◆ What to produce
Extract each line of the listing below without any alteration, omitting all pictures from your answer.
[begin Provided entries]
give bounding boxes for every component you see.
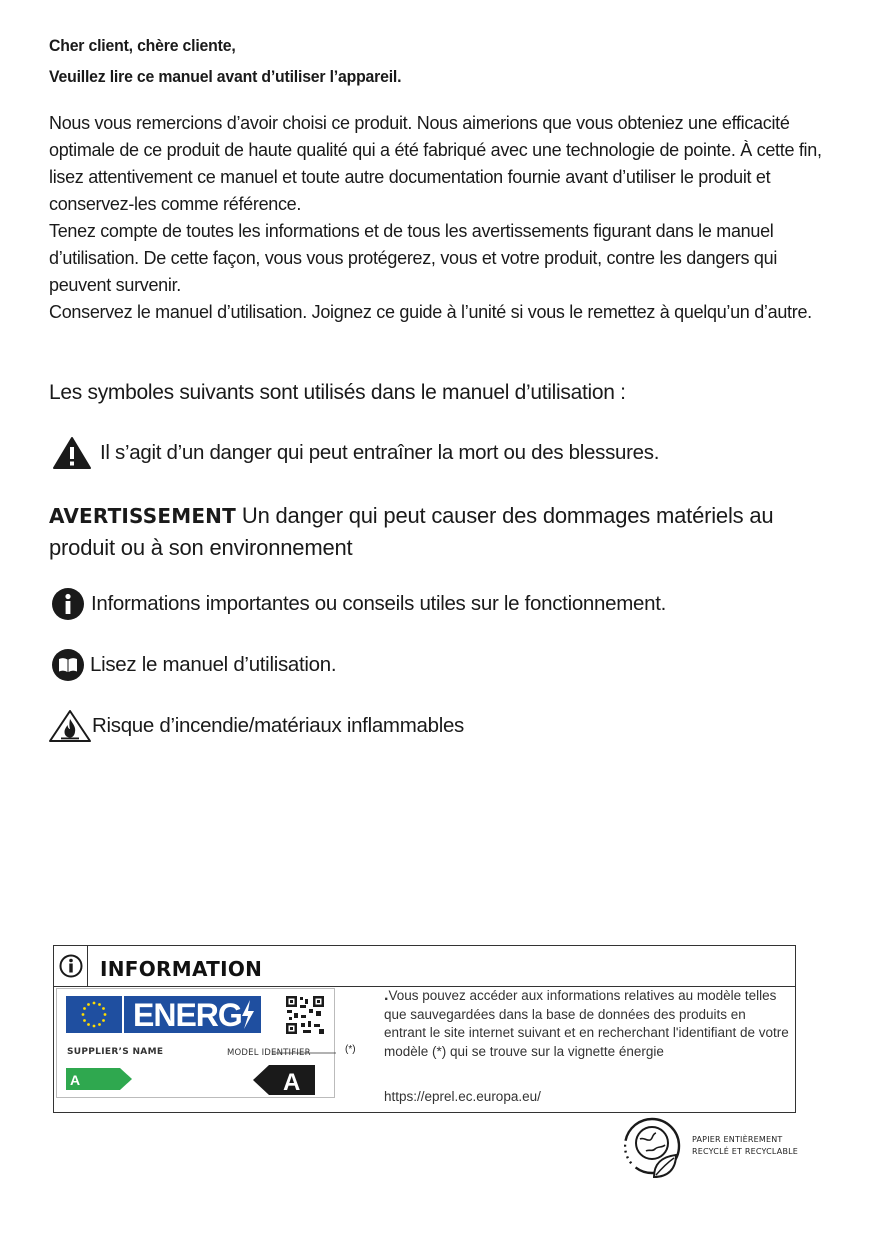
intro-text	[49, 110, 834, 326]
intro-paragraph: Nous vous remercions d’avoir choisi ce produit. Nous aimerions que vous obteniez une efficacité optimale de ce produit de haute qualité qui a été fabriqué avec une technologie de pointe. À cette fin, lisez attentivement ce manuel et toute autre documentation fournie avant d’utiliser le produit et conservez-les comme référence.	[49, 113, 822, 214]
supplier-name: SUPPLIER’S NAME	[67, 1047, 164, 1057]
class-left-letter: A	[70, 1072, 81, 1088]
intro-paragraph: Conservez le manuel d’utilisation. Joignez ce guide à l’unité si vous le remettez à quelqu’un d’autre.	[49, 302, 812, 322]
recycled-paper-text	[692, 1134, 798, 1158]
danger-text: Il s’agit d’un danger qui peut entraîner la mort ou des blessures.	[100, 441, 660, 464]
information-header	[54, 946, 795, 987]
info-row	[49, 587, 666, 621]
information-box	[53, 945, 796, 1113]
eu-flag	[66, 996, 122, 1033]
fire-text: Risque d’incendie/matériaux inflammables	[92, 714, 464, 737]
info-icon	[51, 587, 85, 621]
symbols-title: Les symboles suivants sont utilisés dans le manuel d’utilisation :	[49, 381, 626, 404]
recycled-paper-badge	[624, 1113, 798, 1179]
fire-hazard-icon	[48, 709, 92, 743]
warning-text: Un danger qui peut causer des dommages matériels au produit ou à son environnement	[49, 503, 774, 560]
energy-logo-text: ENERG	[133, 997, 242, 1033]
warning-label: AVERTISSEMENT	[49, 504, 236, 528]
manual-text: Lisez le manuel d’utilisation.	[90, 653, 337, 676]
danger-row	[49, 436, 659, 470]
recycled-line-2: RECYCLÉ ET RECYCLABLE	[692, 1147, 799, 1156]
manual-row	[49, 648, 336, 682]
energy-label-card	[56, 988, 335, 1098]
model-identifier: MODEL IDENTIFIER	[227, 1048, 311, 1058]
recycled-globe-leaf-icon	[624, 1113, 684, 1179]
fire-row	[49, 709, 464, 743]
warning-row	[49, 500, 839, 564]
manual-book-icon	[51, 648, 85, 682]
greeting-instruction: Veuillez lire ce manuel avant d’utiliser l’appareil.	[49, 67, 402, 86]
qr-code-icon	[286, 996, 324, 1034]
recycled-line-1: PAPIER ENTIÈREMENT	[692, 1135, 783, 1144]
intro-paragraph: Tenez compte de toutes les informations et de tous les avertissements figurant dans le manuel d’utilisation. De cette façon, vous vous protégerez, vous et votre produit, contre les dangers qui peuvent survenir.	[49, 221, 778, 295]
star-reference: (*)	[345, 1044, 356, 1055]
description-dot: .	[384, 987, 389, 1004]
description-text: Vous pouvez accéder aux informations relatives au modèle telles que sauvegardées dans la base de données des produits en entrant le site internet suivant et en recherchant l'identifiant de votre modèle (*) qui se trouve sur la vignette énergie	[384, 988, 789, 1059]
eprel-url: https://eprel.ec.europa.eu/	[384, 1089, 541, 1104]
eprel-description	[384, 987, 789, 1061]
danger-triangle-icon	[52, 436, 92, 470]
info-outline-icon	[59, 953, 83, 979]
class-right-letter: A	[283, 1069, 301, 1096]
information-title: INFORMATION	[100, 957, 263, 981]
greeting	[49, 30, 849, 92]
information-icon-box	[54, 946, 88, 986]
energy-label-graphic	[57, 989, 336, 1099]
info-text: Informations importantes ou conseils utiles sur le fonctionnement.	[91, 592, 667, 615]
greeting-salutation: Cher client, chère cliente,	[49, 36, 236, 55]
[end Provided entries]
◆ The reply
give bounding boxes for every component you see.
intro-text	[49, 110, 834, 326]
intro-paragraph: Nous vous remercions d’avoir choisi ce produit. Nous aimerions que vous obteniez une efficacité optimale de ce produit de haute qualité qui a été fabriqué avec une technologie de pointe. À cette fin, lisez attentivement ce manuel et toute autre documentation fournie avant d’utiliser le produit et conservez-les comme référence.	[49, 113, 822, 214]
supplier-name: SUPPLIER’S NAME	[67, 1047, 164, 1057]
class-left-letter: A	[70, 1072, 81, 1088]
intro-paragraph: Conservez le manuel d’utilisation. Joignez ce guide à l’unité si vous le remettez à quelqu’un d’autre.	[49, 302, 812, 322]
recycled-paper-text	[692, 1134, 798, 1158]
danger-text: Il s’agit d’un danger qui peut entraîner la mort ou des blessures.	[100, 441, 660, 464]
information-header	[54, 946, 795, 987]
info-row	[49, 587, 666, 621]
information-box	[53, 945, 796, 1113]
eu-flag	[66, 996, 122, 1033]
fire-text: Risque d’incendie/matériaux inflammables	[92, 714, 464, 737]
info-icon	[51, 587, 85, 621]
symbols-title: Les symboles suivants sont utilisés dans le manuel d’utilisation :	[49, 381, 626, 404]
recycled-paper-badge	[624, 1113, 798, 1179]
fire-hazard-icon	[48, 709, 92, 743]
warning-text: Un danger qui peut causer des dommages matériels au produit ou à son environnement	[49, 503, 774, 560]
energy-logo-text: ENERG	[133, 997, 242, 1033]
warning-label: AVERTISSEMENT	[49, 504, 236, 528]
manual-text: Lisez le manuel d’utilisation.	[90, 653, 337, 676]
danger-row	[49, 436, 659, 470]
recycled-line-2: RECYCLÉ ET RECYCLABLE	[692, 1147, 799, 1156]
manual-row	[49, 648, 336, 682]
energy-label-card	[56, 988, 335, 1098]
model-identifier: MODEL IDENTIFIER	[227, 1048, 311, 1058]
recycled-globe-leaf-icon	[624, 1113, 684, 1179]
fire-row	[49, 709, 464, 743]
warning-row	[49, 500, 839, 564]
manual-book-icon	[51, 648, 85, 682]
greeting-instruction: Veuillez lire ce manuel avant d’utiliser l’appareil.	[49, 67, 402, 86]
qr-code-icon	[286, 996, 324, 1034]
recycled-line-1: PAPIER ENTIÈREMENT	[692, 1135, 783, 1144]
intro-paragraph: Tenez compte de toutes les informations et de tous les avertissements figurant dans le manuel d’utilisation. De cette façon, vous vous protégerez, vous et votre produit, contre les dangers qui peuvent survenir.	[49, 221, 778, 295]
star-reference: (*)	[345, 1044, 356, 1055]
description-dot: .	[384, 987, 389, 1004]
description-text: Vous pouvez accéder aux informations relatives au modèle telles que sauvegardées dans la base de données des produits en entrant le site internet suivant et en recherchant l'identifiant de votre modèle (*) qui se trouve sur la vignette énergie	[384, 988, 789, 1059]
eprel-url: https://eprel.ec.europa.eu/	[384, 1089, 541, 1104]
eprel-description	[384, 987, 789, 1061]
danger-triangle-icon	[52, 436, 92, 470]
info-outline-icon	[59, 953, 83, 979]
class-right-letter: A	[283, 1069, 301, 1096]
information-title: INFORMATION	[100, 957, 263, 981]
greeting	[49, 30, 849, 92]
information-icon-box	[54, 946, 88, 986]
energy-label-graphic	[57, 989, 336, 1099]
info-text: Informations importantes ou conseils utiles sur le fonctionnement.	[91, 592, 667, 615]
greeting-salutation: Cher client, chère cliente,	[49, 36, 236, 55]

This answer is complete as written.